**Task prompt:**
Your output is the line containing "Give me a plain-text" plus all lines after it to the end of the records, reproduced exactly, with nothing else.

Stored records

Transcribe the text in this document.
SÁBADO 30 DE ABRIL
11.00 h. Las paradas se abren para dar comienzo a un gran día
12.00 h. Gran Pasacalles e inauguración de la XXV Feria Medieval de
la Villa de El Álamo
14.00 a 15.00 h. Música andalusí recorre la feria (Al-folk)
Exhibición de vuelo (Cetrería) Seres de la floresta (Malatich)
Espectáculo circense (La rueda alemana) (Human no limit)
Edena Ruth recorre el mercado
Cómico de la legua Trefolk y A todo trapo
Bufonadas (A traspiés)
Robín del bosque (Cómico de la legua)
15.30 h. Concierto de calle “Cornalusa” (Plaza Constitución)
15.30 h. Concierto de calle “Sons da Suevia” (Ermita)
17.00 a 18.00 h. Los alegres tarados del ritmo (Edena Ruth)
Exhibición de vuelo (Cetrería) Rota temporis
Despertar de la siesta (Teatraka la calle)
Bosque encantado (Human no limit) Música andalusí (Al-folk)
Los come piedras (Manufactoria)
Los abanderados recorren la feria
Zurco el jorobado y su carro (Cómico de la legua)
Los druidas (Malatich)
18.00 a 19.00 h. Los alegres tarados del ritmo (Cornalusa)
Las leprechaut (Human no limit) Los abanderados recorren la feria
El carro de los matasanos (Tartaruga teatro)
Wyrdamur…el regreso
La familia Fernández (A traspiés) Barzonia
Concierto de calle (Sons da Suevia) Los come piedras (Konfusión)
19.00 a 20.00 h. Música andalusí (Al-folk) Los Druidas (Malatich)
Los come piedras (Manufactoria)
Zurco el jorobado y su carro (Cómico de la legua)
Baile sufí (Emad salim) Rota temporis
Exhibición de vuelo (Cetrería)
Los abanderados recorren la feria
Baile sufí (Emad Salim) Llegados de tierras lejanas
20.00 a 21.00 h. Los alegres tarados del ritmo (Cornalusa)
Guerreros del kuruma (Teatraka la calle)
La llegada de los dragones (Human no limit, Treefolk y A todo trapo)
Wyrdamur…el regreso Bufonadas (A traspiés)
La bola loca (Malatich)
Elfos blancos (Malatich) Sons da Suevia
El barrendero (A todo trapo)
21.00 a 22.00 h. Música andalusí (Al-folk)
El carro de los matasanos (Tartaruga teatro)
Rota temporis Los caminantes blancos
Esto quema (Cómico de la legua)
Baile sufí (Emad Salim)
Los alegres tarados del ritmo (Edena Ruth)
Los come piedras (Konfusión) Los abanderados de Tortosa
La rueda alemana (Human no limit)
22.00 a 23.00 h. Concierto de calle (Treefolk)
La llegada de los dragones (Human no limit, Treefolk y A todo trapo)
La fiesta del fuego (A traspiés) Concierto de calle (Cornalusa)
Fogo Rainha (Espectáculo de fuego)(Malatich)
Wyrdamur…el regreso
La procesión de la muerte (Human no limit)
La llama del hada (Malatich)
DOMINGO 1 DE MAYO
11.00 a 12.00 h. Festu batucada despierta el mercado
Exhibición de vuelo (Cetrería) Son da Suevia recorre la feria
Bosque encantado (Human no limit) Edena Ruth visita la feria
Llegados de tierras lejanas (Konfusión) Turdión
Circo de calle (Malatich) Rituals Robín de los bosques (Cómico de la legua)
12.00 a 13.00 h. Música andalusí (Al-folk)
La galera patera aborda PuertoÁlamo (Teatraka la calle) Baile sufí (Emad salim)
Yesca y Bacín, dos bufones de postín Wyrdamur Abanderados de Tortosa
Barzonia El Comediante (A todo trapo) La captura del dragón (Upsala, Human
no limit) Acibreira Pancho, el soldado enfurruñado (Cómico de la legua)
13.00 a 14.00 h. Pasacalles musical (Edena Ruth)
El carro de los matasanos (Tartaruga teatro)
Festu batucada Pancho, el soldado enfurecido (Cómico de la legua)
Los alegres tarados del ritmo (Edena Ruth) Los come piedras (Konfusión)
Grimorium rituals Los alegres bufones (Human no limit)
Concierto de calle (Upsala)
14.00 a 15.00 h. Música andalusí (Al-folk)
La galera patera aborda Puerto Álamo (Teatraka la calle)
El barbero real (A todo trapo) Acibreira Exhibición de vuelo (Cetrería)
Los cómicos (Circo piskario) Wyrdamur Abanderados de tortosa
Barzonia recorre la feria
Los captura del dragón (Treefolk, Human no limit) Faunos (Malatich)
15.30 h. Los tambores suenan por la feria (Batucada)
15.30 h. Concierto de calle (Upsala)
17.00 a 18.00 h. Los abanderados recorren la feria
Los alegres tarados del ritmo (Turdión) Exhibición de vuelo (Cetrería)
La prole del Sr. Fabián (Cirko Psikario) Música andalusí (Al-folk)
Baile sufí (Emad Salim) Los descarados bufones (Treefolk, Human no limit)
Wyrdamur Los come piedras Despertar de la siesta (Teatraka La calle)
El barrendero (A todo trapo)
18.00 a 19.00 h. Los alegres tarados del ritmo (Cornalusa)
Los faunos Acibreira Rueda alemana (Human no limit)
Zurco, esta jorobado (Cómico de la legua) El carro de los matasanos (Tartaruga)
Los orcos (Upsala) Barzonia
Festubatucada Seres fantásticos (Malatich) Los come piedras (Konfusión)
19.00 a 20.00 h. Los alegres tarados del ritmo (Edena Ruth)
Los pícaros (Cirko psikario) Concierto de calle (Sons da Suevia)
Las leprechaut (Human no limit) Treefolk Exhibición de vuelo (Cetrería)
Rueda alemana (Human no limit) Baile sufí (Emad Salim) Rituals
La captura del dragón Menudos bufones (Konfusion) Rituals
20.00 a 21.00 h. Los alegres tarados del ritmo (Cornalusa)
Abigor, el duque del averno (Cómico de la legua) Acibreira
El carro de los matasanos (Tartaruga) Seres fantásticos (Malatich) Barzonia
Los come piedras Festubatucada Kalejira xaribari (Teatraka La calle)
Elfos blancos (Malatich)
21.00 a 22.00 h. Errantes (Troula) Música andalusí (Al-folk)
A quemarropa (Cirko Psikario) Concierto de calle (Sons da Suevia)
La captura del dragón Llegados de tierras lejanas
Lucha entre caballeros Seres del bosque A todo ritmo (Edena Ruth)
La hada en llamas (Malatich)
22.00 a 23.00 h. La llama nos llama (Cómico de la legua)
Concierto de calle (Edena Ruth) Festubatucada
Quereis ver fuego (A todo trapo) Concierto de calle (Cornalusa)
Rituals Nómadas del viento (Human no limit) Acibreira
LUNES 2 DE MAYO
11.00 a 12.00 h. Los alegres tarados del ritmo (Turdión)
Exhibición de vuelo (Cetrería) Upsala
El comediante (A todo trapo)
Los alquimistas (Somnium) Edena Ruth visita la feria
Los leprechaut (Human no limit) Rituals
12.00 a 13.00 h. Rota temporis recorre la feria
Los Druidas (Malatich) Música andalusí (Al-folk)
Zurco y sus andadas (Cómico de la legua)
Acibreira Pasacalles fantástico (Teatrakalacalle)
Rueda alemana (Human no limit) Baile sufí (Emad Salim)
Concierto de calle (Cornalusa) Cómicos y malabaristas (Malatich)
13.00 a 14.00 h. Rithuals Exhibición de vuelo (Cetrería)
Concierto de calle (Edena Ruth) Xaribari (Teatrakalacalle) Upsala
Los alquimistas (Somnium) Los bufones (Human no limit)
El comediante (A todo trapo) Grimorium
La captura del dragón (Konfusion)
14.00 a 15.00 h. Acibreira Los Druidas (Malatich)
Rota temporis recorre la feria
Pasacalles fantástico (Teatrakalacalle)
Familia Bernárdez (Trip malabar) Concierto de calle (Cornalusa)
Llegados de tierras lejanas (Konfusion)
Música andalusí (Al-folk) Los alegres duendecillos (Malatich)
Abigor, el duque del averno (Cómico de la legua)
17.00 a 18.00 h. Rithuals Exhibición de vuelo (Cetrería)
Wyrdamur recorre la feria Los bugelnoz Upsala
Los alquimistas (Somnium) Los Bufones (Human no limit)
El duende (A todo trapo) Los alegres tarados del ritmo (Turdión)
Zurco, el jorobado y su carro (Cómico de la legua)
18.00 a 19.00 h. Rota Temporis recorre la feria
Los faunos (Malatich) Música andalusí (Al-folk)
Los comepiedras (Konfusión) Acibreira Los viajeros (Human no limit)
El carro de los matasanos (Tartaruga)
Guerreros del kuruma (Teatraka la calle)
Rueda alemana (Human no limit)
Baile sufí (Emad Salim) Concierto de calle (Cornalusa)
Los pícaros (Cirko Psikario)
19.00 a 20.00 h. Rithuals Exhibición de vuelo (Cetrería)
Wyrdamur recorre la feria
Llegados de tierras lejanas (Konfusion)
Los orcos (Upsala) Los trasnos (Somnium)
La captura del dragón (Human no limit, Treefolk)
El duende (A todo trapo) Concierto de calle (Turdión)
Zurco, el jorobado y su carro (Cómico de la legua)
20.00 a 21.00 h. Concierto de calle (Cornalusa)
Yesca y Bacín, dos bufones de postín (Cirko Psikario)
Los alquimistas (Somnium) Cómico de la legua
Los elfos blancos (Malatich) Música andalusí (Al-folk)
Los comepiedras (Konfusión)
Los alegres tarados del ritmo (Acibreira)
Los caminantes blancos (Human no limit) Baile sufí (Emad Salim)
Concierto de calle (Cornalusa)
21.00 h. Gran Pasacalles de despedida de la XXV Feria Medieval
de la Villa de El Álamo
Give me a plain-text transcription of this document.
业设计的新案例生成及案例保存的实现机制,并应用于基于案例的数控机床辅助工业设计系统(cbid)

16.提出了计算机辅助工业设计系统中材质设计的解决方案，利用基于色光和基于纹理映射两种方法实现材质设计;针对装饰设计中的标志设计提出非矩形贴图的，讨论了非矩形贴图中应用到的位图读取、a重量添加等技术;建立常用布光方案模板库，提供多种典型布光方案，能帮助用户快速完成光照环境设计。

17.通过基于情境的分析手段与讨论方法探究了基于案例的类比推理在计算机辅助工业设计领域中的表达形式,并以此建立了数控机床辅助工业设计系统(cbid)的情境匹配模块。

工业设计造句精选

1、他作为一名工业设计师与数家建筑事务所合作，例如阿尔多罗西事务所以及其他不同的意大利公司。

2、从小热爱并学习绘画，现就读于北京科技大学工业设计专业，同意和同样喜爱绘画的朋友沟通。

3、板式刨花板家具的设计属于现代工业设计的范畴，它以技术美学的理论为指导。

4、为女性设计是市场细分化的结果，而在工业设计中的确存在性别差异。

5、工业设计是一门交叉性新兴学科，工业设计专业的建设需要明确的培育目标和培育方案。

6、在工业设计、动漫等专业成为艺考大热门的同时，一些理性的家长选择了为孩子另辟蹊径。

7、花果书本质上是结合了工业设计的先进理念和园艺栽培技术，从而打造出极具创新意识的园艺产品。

**Worked answer:**
Give me a plain-text transcription of this document.
业设计的新案例生成及案例保存的实现机制,并应用于基于案例的数控机床辅助工业设计系统(cbid)

16.提出了计算机辅助工业设计系统中材质设计的解决方案，利用基于色光和基于纹理映射两种方法实现材质设计;针对装饰设计中的标志设计提出非矩形贴图的，讨论了非矩形贴图中应用到的位图读取、a重量添加等技术;建立常用布光方案模板库，提供多种典型布光方案，能帮助用户快速完成光照环境设计。

17.通过基于情境的分析手段与讨论方法探究了基于案例的类比推理在计算机辅助工业设计领域中的表达形式,并以此建立了数控机床辅助工业设计系统(cbid)的情境匹配模块。

工业设计造句精选

1、他作为一名工业设计师与数家建筑事务所合作，例如阿尔多罗西事务所以及其他不同的意大利公司。

2、从小热爱并学习绘画，现就读于北京科技大学工业设计专业，同意和同样喜爱绘画的朋友沟通。

3、板式刨花板家具的设计属于现代工业设计的范畴，它以技术美学的理论为指导。

4、为女性设计是市场细分化的结果，而在工业设计中的确存在性别差异。

5、工业设计是一门交叉性新兴学科，工业设计专业的建设需要明确的培育目标和培育方案。

6、在工业设计、动漫等专业成为艺考大热门的同时，一些理性的家长选择了为孩子另辟蹊径。

7、花果书本质上是结合了工业设计的先进理念和园艺栽培技术，从而打造出极具创新意识的园艺产品。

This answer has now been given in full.